▶ [The problem]: Pull out every line from the listing that has the word "将于近期开工建设".

▶ [Entries]:
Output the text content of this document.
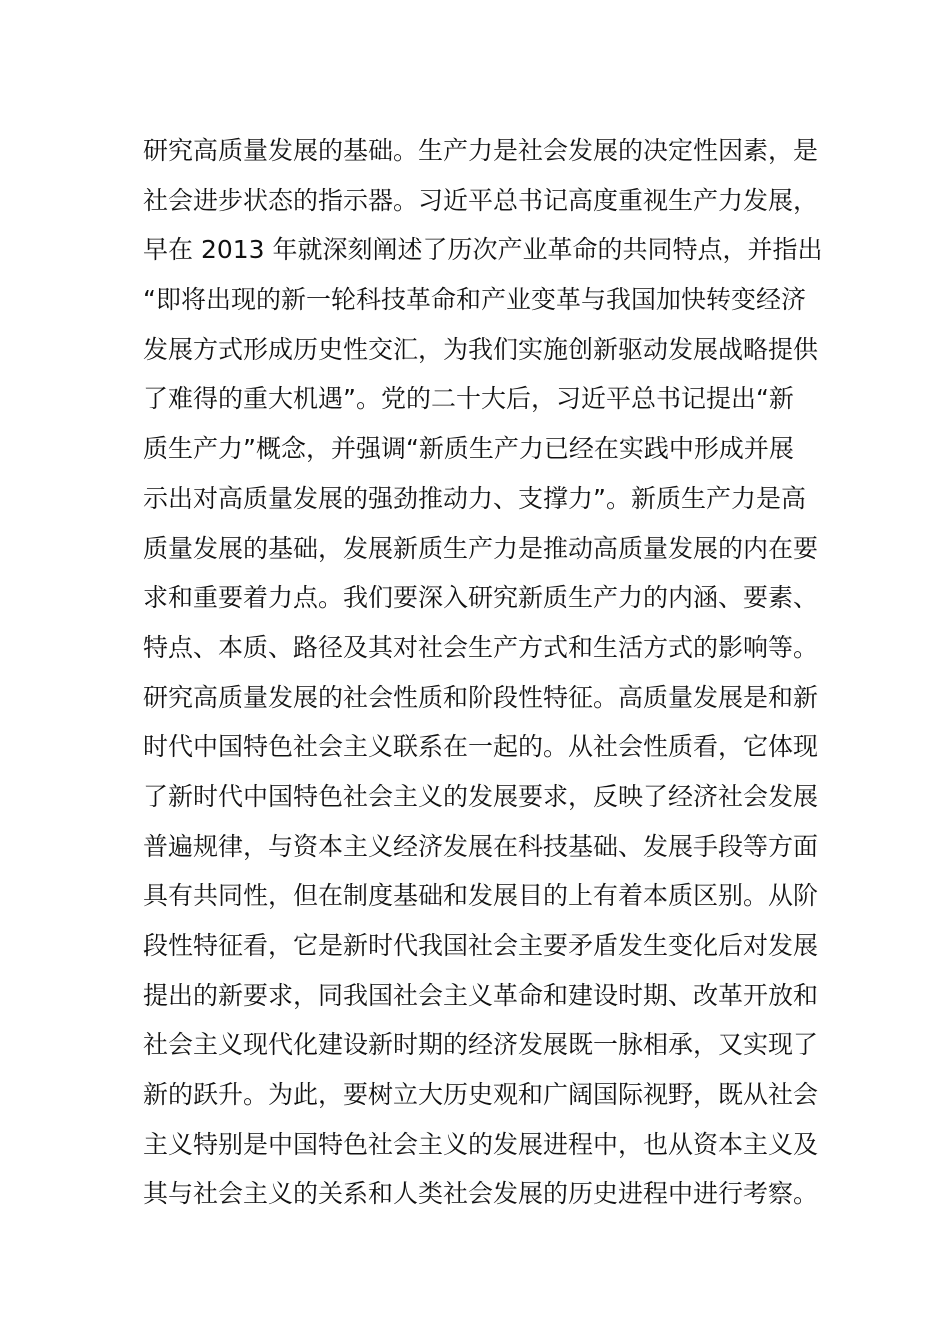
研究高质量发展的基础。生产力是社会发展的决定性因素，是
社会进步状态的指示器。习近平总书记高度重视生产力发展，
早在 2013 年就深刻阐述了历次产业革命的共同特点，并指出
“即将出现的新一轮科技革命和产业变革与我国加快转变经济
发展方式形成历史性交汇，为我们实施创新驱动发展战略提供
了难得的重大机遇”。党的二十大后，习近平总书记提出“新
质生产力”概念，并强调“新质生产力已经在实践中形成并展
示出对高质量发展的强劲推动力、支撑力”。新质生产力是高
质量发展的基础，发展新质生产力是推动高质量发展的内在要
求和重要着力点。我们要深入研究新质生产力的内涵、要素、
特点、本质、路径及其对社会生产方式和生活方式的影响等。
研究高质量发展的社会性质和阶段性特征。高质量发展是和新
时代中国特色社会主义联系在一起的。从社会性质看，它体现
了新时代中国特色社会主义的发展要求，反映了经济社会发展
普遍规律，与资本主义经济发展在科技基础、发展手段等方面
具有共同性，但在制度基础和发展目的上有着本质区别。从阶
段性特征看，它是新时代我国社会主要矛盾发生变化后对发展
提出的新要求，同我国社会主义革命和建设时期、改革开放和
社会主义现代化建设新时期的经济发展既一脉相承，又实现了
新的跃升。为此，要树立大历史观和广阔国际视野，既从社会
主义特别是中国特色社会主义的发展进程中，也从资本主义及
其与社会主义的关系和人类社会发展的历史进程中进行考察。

...

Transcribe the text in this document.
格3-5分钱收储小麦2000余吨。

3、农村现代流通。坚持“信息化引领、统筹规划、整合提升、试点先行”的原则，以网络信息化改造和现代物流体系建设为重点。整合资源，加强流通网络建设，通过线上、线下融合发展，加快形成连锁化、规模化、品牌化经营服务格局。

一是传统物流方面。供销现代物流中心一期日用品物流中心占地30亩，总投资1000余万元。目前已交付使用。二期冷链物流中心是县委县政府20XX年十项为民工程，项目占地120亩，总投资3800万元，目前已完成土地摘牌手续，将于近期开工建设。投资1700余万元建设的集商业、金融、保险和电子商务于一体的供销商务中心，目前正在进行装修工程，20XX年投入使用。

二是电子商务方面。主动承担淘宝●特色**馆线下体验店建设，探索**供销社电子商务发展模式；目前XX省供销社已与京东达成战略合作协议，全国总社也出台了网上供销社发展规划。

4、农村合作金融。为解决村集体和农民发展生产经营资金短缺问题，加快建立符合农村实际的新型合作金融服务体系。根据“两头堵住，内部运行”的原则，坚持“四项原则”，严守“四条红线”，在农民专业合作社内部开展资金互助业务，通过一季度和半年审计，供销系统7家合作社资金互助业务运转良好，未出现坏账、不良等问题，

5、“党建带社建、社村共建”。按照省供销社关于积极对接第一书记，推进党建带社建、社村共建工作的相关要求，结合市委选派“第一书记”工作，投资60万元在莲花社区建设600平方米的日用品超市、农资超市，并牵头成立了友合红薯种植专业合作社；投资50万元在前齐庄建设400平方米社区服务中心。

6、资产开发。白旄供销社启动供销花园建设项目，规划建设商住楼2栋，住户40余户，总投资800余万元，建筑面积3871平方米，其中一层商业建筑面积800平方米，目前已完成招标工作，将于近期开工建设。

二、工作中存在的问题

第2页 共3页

▶ [Expected answer]:
一是传统物流方面。供销现代物流中心一期日用品物流中心占地30亩，总投资1000余万元。目前已交付使用。二期冷链物流中心是县委县政府20XX年十项为民工程，项目占地120亩，总投资3800万元，目前已完成土地摘牌手续，将于近期开工建设。投资1700余万元建设的集商业、金融、保险和电子商务于一体的供销商务中心，目前正在进行装修工程，20XX年投入使用。
6、资产开发。白旄供销社启动供销花园建设项目，规划建设商住楼2栋，住户40余户，总投资800余万元，建筑面积3871平方米，其中一层商业建筑面积800平方米，目前已完成招标工作，将于近期开工建设。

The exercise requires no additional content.